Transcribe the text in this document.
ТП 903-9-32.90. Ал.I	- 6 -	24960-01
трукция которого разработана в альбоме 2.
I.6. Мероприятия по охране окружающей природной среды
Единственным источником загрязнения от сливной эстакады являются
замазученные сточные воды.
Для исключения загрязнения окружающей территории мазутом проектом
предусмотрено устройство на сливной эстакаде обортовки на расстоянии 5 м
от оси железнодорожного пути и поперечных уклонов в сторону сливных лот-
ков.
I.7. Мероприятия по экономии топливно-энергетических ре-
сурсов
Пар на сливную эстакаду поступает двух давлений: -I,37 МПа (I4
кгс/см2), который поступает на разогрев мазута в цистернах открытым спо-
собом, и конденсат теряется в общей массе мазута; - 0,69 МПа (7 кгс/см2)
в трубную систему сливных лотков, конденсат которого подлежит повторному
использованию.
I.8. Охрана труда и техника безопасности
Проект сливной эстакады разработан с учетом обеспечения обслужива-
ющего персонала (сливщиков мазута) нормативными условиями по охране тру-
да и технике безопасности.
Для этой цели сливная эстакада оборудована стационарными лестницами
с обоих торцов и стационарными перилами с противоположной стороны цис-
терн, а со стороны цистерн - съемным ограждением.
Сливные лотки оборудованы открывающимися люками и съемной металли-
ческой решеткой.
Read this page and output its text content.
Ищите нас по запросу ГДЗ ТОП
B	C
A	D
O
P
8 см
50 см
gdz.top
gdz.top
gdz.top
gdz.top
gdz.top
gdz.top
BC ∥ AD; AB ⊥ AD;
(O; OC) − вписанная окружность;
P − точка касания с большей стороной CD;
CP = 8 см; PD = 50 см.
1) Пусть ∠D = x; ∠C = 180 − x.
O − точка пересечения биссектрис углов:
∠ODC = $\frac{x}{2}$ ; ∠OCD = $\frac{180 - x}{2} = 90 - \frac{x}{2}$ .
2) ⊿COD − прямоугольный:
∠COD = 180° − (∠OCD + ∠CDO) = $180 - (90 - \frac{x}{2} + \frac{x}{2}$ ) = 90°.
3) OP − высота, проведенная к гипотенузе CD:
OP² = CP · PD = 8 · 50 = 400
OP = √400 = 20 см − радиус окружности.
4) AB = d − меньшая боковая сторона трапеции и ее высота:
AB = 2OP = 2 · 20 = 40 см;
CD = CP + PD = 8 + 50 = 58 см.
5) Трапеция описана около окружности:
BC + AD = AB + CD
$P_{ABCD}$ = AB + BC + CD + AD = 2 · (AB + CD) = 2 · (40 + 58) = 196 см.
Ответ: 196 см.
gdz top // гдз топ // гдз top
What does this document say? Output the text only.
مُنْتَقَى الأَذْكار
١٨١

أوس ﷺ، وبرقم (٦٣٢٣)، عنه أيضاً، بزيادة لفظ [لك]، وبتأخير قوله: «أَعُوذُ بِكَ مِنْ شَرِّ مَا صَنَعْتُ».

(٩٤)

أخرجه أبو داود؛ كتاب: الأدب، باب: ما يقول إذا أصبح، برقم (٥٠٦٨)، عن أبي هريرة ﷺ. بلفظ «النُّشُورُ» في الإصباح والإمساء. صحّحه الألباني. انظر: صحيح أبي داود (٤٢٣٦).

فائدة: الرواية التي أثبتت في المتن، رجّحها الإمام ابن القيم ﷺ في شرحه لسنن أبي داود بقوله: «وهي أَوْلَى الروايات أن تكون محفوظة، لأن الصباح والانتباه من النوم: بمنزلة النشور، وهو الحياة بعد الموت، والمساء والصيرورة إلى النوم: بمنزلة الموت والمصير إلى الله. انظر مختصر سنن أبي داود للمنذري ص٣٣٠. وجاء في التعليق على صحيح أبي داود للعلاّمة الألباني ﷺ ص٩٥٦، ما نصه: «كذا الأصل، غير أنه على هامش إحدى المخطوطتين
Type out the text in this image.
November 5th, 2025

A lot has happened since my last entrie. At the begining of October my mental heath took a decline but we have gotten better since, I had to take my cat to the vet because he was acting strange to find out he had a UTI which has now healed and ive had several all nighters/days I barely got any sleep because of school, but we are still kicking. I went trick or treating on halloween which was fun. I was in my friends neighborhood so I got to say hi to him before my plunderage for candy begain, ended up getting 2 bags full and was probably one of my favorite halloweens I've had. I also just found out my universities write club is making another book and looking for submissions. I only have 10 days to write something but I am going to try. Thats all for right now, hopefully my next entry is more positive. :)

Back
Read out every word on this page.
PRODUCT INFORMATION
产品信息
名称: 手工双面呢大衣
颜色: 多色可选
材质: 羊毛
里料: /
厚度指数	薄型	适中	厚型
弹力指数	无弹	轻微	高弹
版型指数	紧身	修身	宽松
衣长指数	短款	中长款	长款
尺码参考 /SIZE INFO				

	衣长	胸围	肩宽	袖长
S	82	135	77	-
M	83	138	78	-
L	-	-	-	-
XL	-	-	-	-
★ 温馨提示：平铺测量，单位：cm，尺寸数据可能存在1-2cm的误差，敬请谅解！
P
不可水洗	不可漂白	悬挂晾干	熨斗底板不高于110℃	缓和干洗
____
### SET EXERCISE:
Produce a verbatim transcription of the entries above.

### EXPECTED OUTPUT:
Transcribe the text in this document.
ТП 903-9-32.90. Ал.I	- 6 -	24960-01
трукция которого разработана в альбоме 2.
I.6. Мероприятия по охране окружающей природной среды
Единственным источником загрязнения от сливной эстакады являются
замазученные сточные воды.
Для исключения загрязнения окружающей территории мазутом проектом
предусмотрено устройство на сливной эстакаде обортовки на расстоянии 5 м
от оси железнодорожного пути и поперечных уклонов в сторону сливных лот-
ков.
I.7. Мероприятия по экономии топливно-энергетических ре-
сурсов
Пар на сливную эстакаду поступает двух давлений: -I,37 МПа (I4
кгс/см2), который поступает на разогрев мазута в цистернах открытым спо-
собом, и конденсат теряется в общей массе мазута; - 0,69 МПа (7 кгс/см2)
в трубную систему сливных лотков, конденсат которого подлежит повторному
использованию.
I.8. Охрана труда и техника безопасности
Проект сливной эстакады разработан с учетом обеспечения обслужива-
ющего персонала (сливщиков мазута) нормативными условиями по охране тру-
да и технике безопасности.
Для этой цели сливная эстакада оборудована стационарными лестницами
с обоих торцов и стационарными перилами с противоположной стороны цис-
терн, а со стороны цистерн - съемным ограждением.
Сливные лотки оборудованы открывающимися люками и съемной металли-
ческой решеткой.
Read this page and output its text content.
Ищите нас по запросу ГДЗ ТОП
B	C
A	D
O
P
8 см
50 см
gdz.top
gdz.top
gdz.top
gdz.top
gdz.top
gdz.top
BC ∥ AD; AB ⊥ AD;
(O; OC) − вписанная окружность;
P − точка касания с большей стороной CD;
CP = 8 см; PD = 50 см.
1) Пусть ∠D = x; ∠C = 180 − x.
O − точка пересечения биссектрис углов:
∠ODC = $\frac{x}{2}$ ; ∠OCD = $\frac{180 - x}{2} = 90 - \frac{x}{2}$ .
2) ⊿COD − прямоугольный:
∠COD = 180° − (∠OCD + ∠CDO) = $180 - (90 - \frac{x}{2} + \frac{x}{2}$ ) = 90°.
3) OP − высота, проведенная к гипотенузе CD:
OP² = CP · PD = 8 · 50 = 400
OP = √400 = 20 см − радиус окружности.
4) AB = d − меньшая боковая сторона трапеции и ее высота:
AB = 2OP = 2 · 20 = 40 см;
CD = CP + PD = 8 + 50 = 58 см.
5) Трапеция описана около окружности:
BC + AD = AB + CD
$P_{ABCD}$ = AB + BC + CD + AD = 2 · (AB + CD) = 2 · (40 + 58) = 196 см.
Ответ: 196 см.
gdz top // гдз топ // гдз top
What does this document say? Output the text only.
مُنْتَقَى الأَذْكار
١٨١

أوس ﷺ، وبرقم (٦٣٢٣)، عنه أيضاً، بزيادة لفظ [لك]، وبتأخير قوله: «أَعُوذُ بِكَ مِنْ شَرِّ مَا صَنَعْتُ».

(٩٤)

أخرجه أبو داود؛ كتاب: الأدب، باب: ما يقول إذا أصبح، برقم (٥٠٦٨)، عن أبي هريرة ﷺ. بلفظ «النُّشُورُ» في الإصباح والإمساء. صحّحه الألباني. انظر: صحيح أبي داود (٤٢٣٦).

فائدة: الرواية التي أثبتت في المتن، رجّحها الإمام ابن القيم ﷺ في شرحه لسنن أبي داود بقوله: «وهي أَوْلَى الروايات أن تكون محفوظة، لأن الصباح والانتباه من النوم: بمنزلة النشور، وهو الحياة بعد الموت، والمساء والصيرورة إلى النوم: بمنزلة الموت والمصير إلى الله. انظر مختصر سنن أبي داود للمنذري ص٣٣٠. وجاء في التعليق على صحيح أبي داود للعلاّمة الألباني ﷺ ص٩٥٦، ما نصه: «كذا الأصل، غير أنه على هامش إحدى المخطوطتين
Type out the text in this image.
November 5th, 2025

A lot has happened since my last entrie. At the begining of October my mental heath took a decline but we have gotten better since, I had to take my cat to the vet because he was acting strange to find out he had a UTI which has now healed and ive had several all nighters/days I barely got any sleep because of school, but we are still kicking. I went trick or treating on halloween which was fun. I was in my friends neighborhood so I got to say hi to him before my plunderage for candy begain, ended up getting 2 bags full and was probably one of my favorite halloweens I've had. I also just found out my universities write club is making another book and looking for submissions. I only have 10 days to write something but I am going to try. Thats all for right now, hopefully my next entry is more positive. :)

Back
Read out every word on this page.
PRODUCT INFORMATION
产品信息
名称: 手工双面呢大衣
颜色: 多色可选
材质: 羊毛
里料: /
厚度指数	薄型	适中	厚型
弹力指数	无弹	轻微	高弹
版型指数	紧身	修身	宽松
衣长指数	短款	中长款	长款
尺码参考 /SIZE INFO				

	衣长	胸围	肩宽	袖长
S	82	135	77	-
M	83	138	78	-
L	-	-	-	-
XL	-	-	-	-
★ 温馨提示：平铺测量，单位：cm，尺寸数据可能存在1-2cm的误差，敬请谅解！
P
不可水洗	不可漂白	悬挂晾干	熨斗底板不高于110℃	缓和干洗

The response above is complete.